Stored records
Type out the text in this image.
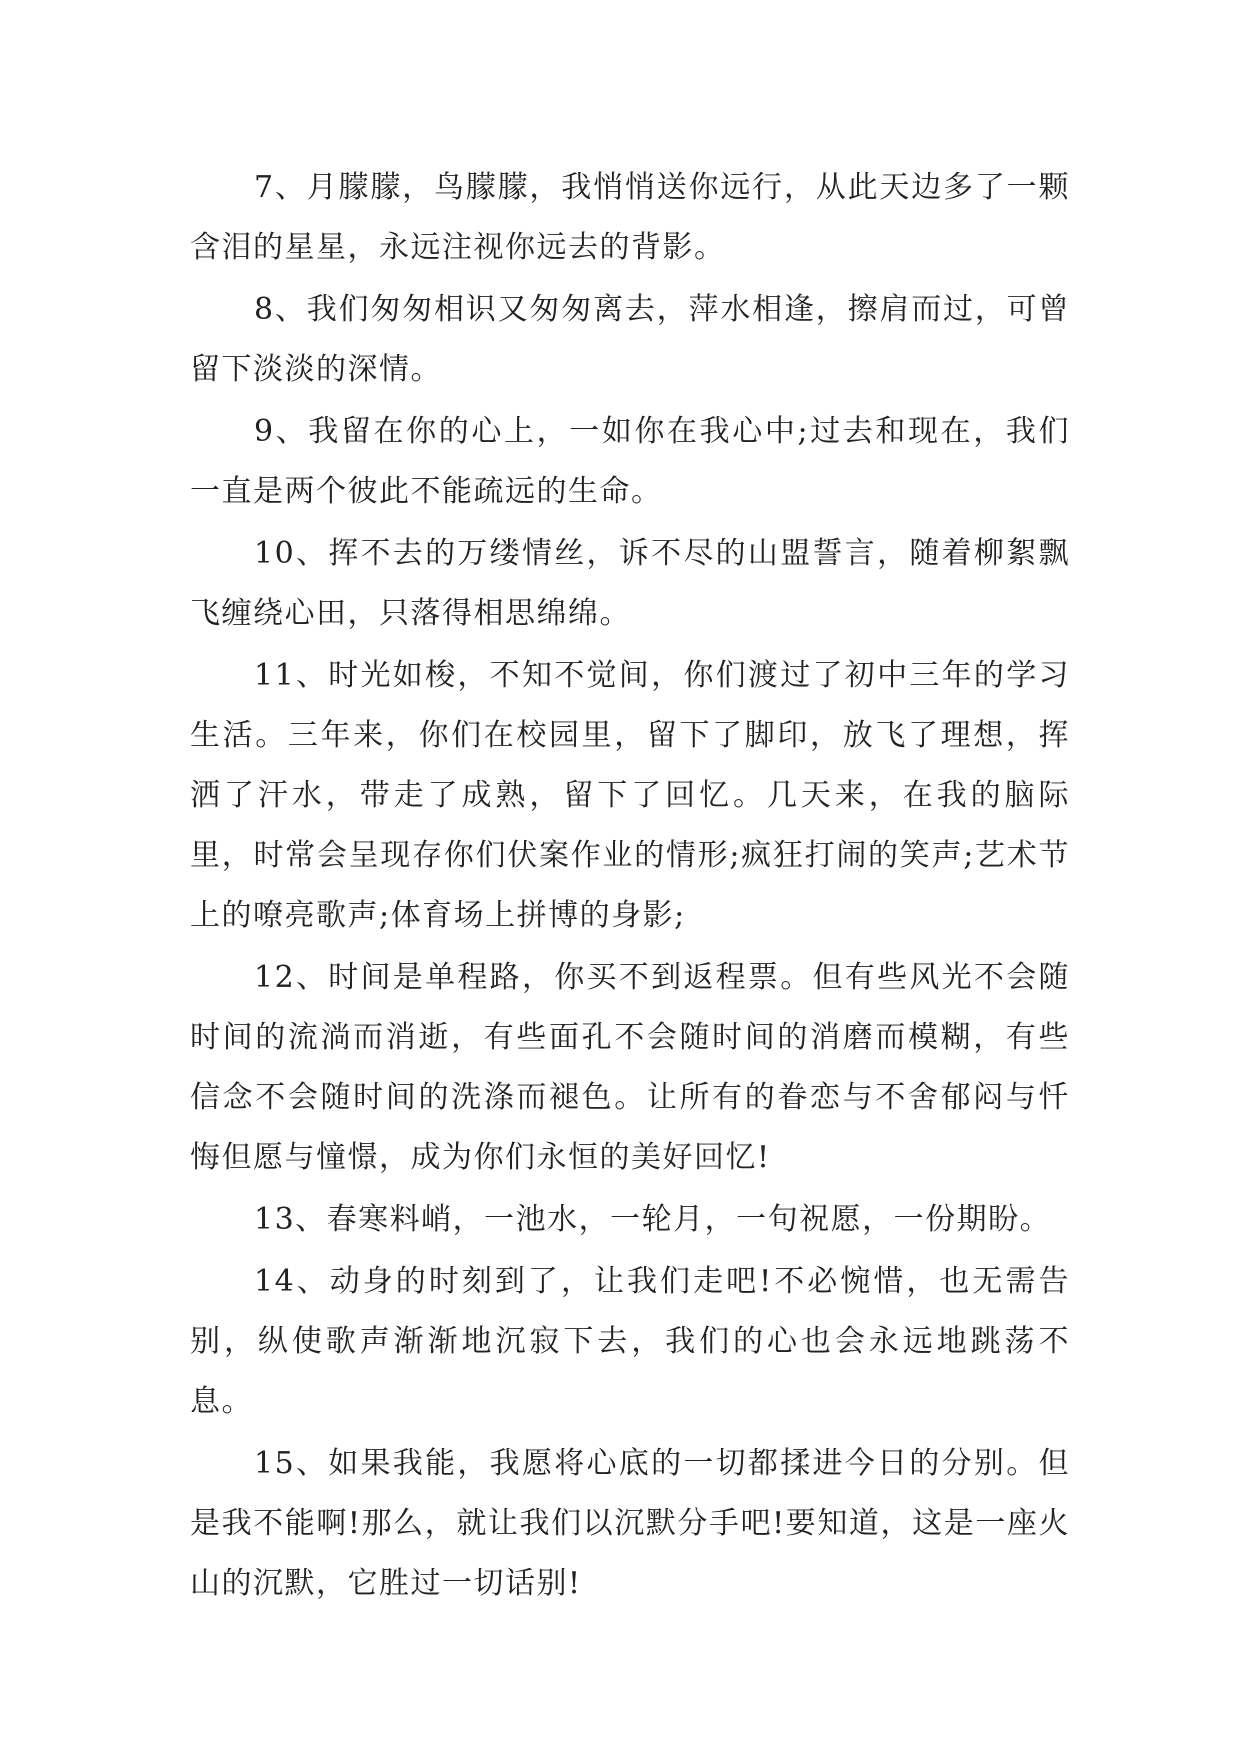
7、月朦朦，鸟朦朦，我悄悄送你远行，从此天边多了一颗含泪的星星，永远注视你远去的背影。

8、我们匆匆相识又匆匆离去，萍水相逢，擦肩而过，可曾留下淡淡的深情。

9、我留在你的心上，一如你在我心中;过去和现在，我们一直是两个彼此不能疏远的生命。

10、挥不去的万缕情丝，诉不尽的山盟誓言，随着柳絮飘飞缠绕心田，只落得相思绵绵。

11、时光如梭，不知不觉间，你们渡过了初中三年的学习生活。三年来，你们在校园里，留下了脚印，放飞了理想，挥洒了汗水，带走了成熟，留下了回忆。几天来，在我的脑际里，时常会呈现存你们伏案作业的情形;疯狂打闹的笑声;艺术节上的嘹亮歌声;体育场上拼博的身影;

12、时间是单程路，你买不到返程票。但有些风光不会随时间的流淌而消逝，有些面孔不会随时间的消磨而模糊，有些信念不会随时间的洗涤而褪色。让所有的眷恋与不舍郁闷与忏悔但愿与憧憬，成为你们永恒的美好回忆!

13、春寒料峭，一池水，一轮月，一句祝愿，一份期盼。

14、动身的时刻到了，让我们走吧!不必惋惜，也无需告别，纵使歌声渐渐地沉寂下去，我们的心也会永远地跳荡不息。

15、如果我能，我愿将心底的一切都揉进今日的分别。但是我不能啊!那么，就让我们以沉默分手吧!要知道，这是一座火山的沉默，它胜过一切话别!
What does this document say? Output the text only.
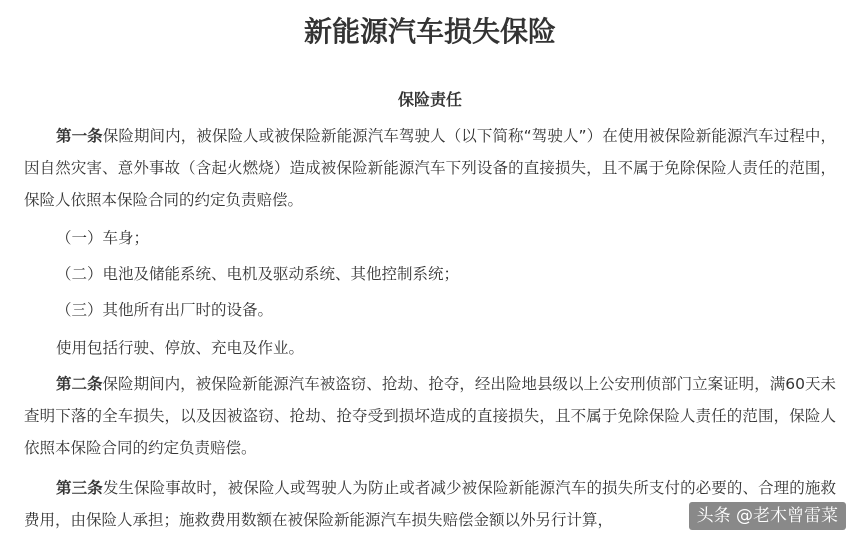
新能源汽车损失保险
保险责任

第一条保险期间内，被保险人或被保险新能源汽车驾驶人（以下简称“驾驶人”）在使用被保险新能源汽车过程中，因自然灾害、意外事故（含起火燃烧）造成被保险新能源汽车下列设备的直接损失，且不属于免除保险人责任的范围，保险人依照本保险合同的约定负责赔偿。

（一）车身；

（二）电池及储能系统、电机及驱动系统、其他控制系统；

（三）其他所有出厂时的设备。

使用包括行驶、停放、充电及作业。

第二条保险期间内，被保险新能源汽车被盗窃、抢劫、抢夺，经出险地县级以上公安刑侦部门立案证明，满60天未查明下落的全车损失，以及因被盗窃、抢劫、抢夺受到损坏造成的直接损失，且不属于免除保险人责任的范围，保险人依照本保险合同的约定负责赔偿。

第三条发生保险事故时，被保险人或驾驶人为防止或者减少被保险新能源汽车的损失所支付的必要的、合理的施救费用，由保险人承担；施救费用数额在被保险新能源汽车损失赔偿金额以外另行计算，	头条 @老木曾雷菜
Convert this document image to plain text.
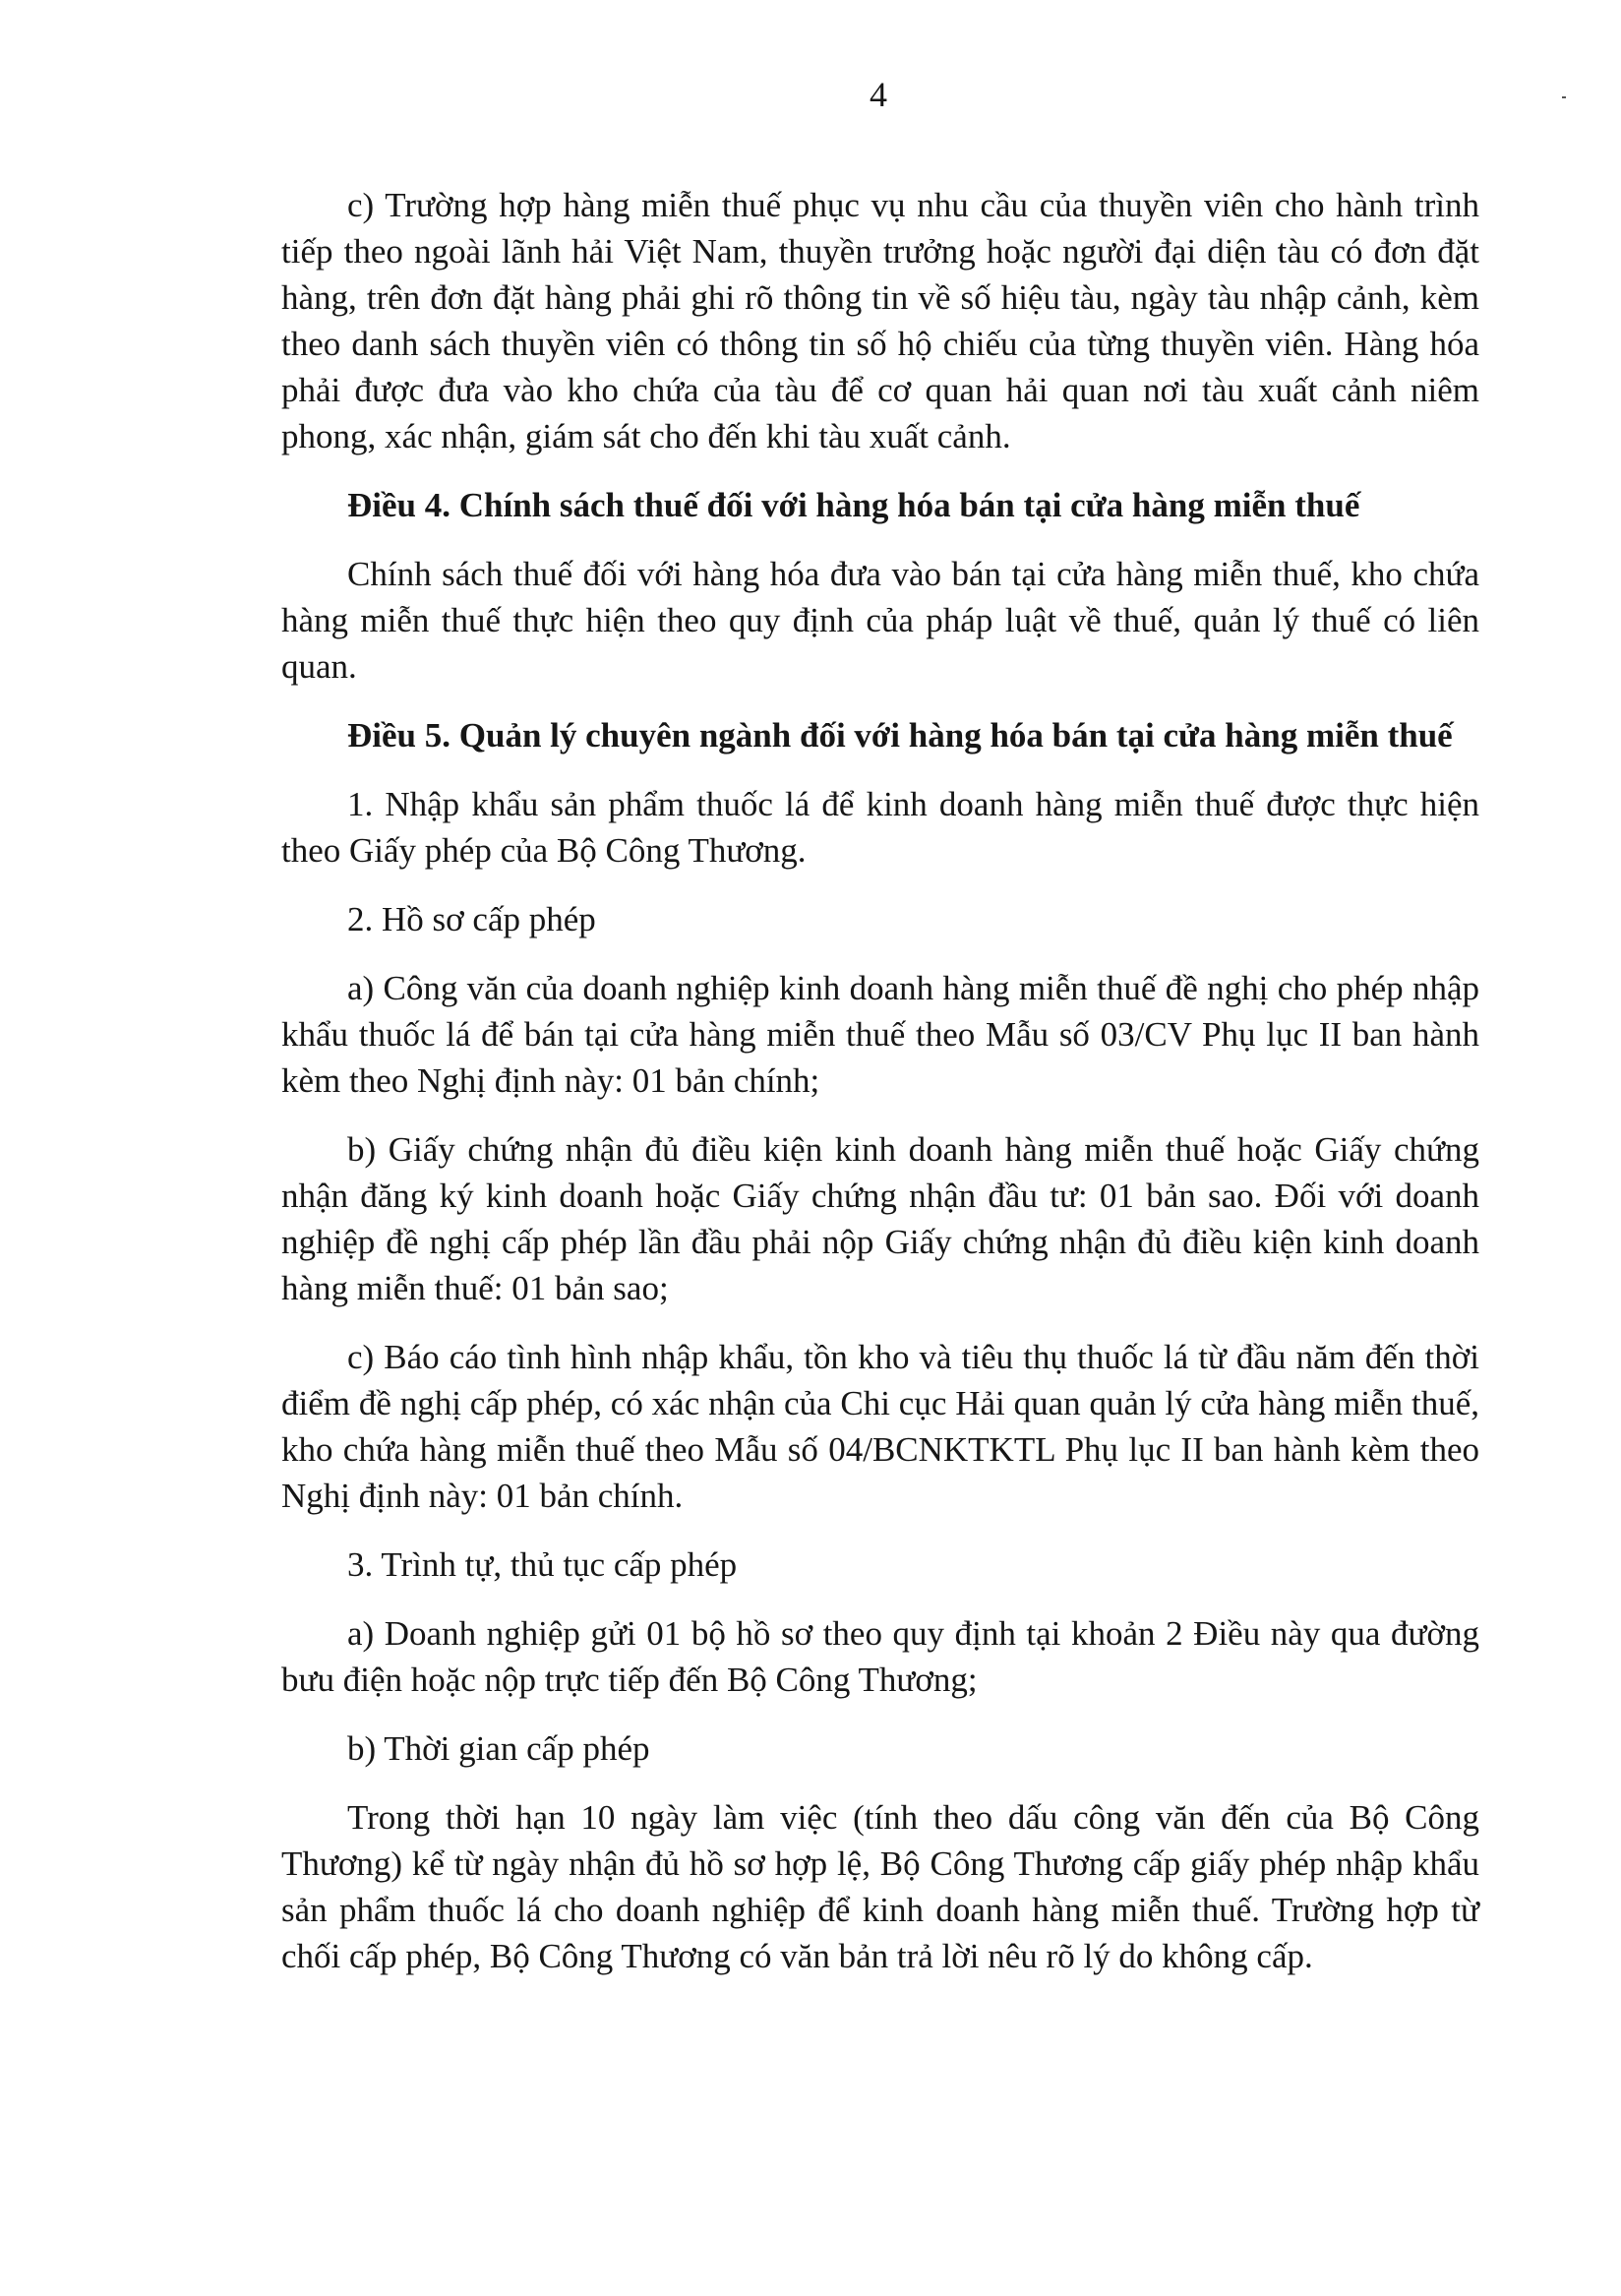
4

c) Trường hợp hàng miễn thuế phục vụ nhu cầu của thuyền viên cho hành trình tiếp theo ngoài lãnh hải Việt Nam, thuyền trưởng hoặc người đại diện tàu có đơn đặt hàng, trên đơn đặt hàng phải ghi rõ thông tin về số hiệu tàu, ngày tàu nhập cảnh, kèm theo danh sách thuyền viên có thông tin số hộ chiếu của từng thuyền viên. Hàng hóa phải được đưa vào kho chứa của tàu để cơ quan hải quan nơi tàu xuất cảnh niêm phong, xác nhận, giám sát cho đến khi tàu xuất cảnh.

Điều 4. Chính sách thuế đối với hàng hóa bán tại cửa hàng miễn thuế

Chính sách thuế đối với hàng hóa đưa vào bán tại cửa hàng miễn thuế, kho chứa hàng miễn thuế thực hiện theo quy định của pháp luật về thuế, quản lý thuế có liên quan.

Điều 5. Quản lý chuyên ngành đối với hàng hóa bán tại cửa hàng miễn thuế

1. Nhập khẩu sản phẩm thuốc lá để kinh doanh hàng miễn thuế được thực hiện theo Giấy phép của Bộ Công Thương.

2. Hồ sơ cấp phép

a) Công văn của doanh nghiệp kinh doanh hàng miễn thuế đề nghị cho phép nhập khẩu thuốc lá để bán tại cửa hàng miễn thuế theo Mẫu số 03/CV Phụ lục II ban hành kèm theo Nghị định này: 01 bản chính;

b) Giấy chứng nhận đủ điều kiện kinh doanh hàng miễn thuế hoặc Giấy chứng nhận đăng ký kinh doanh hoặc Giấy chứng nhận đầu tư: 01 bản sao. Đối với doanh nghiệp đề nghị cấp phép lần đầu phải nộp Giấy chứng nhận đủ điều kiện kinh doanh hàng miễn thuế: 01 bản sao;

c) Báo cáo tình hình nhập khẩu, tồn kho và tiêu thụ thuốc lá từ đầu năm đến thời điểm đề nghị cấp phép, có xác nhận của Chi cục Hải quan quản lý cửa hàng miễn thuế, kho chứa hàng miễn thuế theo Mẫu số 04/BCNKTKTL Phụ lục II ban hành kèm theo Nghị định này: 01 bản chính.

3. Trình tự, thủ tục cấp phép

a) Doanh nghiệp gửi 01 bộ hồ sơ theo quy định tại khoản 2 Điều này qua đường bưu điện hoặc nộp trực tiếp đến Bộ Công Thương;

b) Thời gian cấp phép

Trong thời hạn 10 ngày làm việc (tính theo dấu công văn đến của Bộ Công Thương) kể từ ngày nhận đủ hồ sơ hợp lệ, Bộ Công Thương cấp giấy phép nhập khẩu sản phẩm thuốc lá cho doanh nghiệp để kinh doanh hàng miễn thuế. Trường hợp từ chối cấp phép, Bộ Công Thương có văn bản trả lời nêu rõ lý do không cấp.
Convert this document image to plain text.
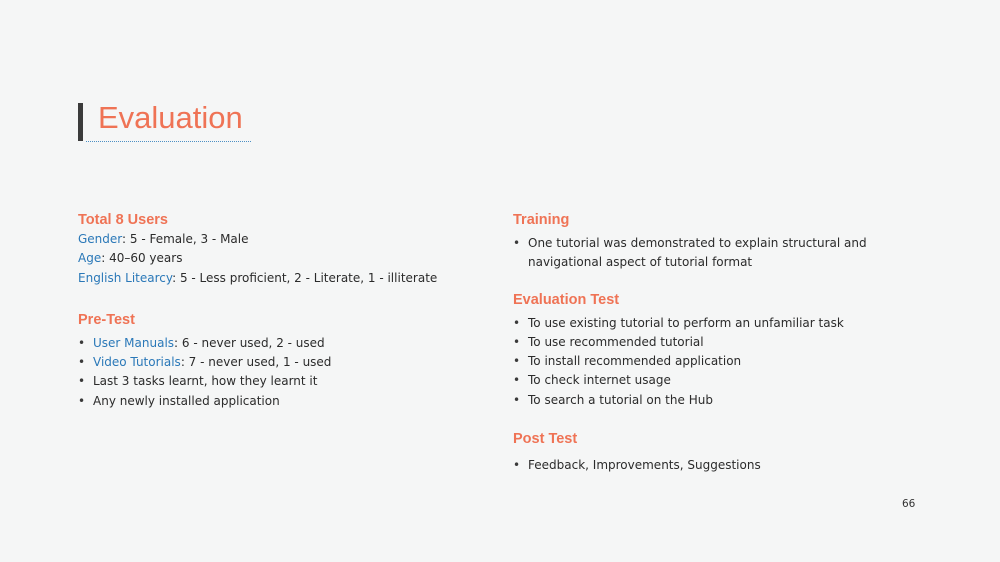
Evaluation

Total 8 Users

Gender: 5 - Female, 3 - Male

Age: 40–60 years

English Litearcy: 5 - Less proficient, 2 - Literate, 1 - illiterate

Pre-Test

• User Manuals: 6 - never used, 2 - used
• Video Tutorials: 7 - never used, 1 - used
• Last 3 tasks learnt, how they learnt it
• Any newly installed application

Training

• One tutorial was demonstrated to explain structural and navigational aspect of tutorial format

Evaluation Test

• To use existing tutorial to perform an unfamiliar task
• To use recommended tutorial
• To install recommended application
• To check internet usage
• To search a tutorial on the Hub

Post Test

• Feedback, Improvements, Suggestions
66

◆ Work instructions: Identify the lines in the entries above that contain "application", then copy them out.

◆ Output of the exercise:
• Any newly installed application
• To install recommended application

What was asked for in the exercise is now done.